The direct numeral readout in dvm's reduces human error and the tedious measurement process. Dvm's also eliminate parallax error and increase reading speed. Automatic polarity and range-changing features reduce operator training, measurement error, and possible instrument damage through overload or reversed polarity. Measuring devices for a-c voltages, d-c currents, and resistance are available .

Courtesy Non-Linear Systems, Inc.

Fig. 1-1. A typical digital voltmeter.

Permanent recording instruments are available with printers, card and tape punches, and magnetic tape equipment. Data in digital form may be processed with no loss of accuracy.


The heart of a digital voltmeter is the circuitry which converts analog voltage to a digital form. This is known as analog-to-digital conversion or adc. Most digital voltmeters on the market today fall into one of five categories:

1. Successive approximation

2. Continuous balance

3. Ramp (voltage-to-time interval)

4. Integrating

5. Integrating and potentiometric

The basic operating principles of each of the five basic types of digital meters will be given in this section. Additional circuit descriptions are covered in later sections.

Layout dataset entries
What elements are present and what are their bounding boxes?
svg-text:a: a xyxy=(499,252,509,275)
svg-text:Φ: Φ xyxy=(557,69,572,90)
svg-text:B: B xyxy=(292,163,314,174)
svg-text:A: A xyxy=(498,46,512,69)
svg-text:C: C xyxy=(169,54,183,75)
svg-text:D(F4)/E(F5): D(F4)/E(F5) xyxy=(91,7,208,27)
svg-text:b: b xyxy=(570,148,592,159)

*Challenge*. Copy the digital voltmeter passage word for word, from "Courtesy Non-Linear Systems, Inc." up to and including "loss of accuracy.".

*Task output*.
Courtesy Non-Linear Systems, Inc.

Fig. 1-1. A typical digital voltmeter.

Permanent recording instruments are available with printers, card and tape punches, and magnetic tape equipment. Data in digital form may be processed with no loss of accuracy.